* Start *
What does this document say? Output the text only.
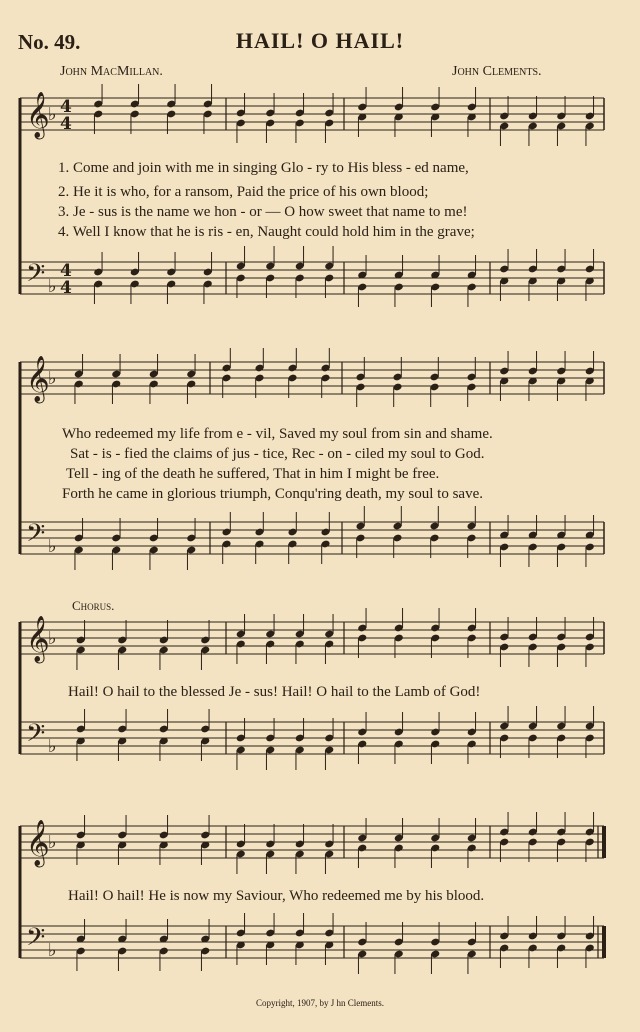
No. 49.	HAIL! O HAIL!
John MacMillan.	John Clements.
𝄞
♭ 4
4
𝄢 ♭
4
4
𝄞
♭
𝄢 ♭
𝄞
♭
𝄢 ♭
𝄞
♭
𝄢 ♭
1. Come and join with me in singing Glo - ry to His bless - ed name,
2. He it is who, for a ransom, Paid the price of his own blood;
3. Je - sus is the name we hon - or — O how sweet that name to me!
4. Well I know that he is ris - en, Naught could hold him in the grave;
Who redeemed my life from e - vil, Saved my soul from sin and shame.
Sat - is - fied the claims of jus - tice, Rec - on - ciled my soul to God.
Tell - ing of the death he suffered, That in him I might be free.
Forth he came in glorious triumph, Conqu'ring death, my soul to save.
Chorus.
Hail! O hail to the blessed Je - sus! Hail! O hail to the Lamb of God!
Hail! O hail! He is now my Saviour, Who redeemed me by his blood.
Copyright, 1907, by J hn Clements.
* End *
> YOUR INSTRUCTIONS
Print the full listing exactly, dropping the pictures.

> TASK ANSWER
What does this document say? Output the text only.
No. 49.	HAIL! O HAIL!
John MacMillan.	John Clements.
𝄞
♭ 4
4
𝄢 ♭
4
4
𝄞
♭
𝄢 ♭
𝄞
♭
𝄢 ♭
𝄞
♭
𝄢 ♭
1. Come and join with me in singing Glo - ry to His bless - ed name,
2. He it is who, for a ransom, Paid the price of his own blood;
3. Je - sus is the name we hon - or — O how sweet that name to me!
4. Well I know that he is ris - en, Naught could hold him in the grave;
Who redeemed my life from e - vil, Saved my soul from sin and shame.
Sat - is - fied the claims of jus - tice, Rec - on - ciled my soul to God.
Tell - ing of the death he suffered, That in him I might be free.
Forth he came in glorious triumph, Conqu'ring death, my soul to save.
Chorus.
Hail! O hail to the blessed Je - sus! Hail! O hail to the Lamb of God!
Hail! O hail! He is now my Saviour, Who redeemed me by his blood.
Copyright, 1907, by J hn Clements.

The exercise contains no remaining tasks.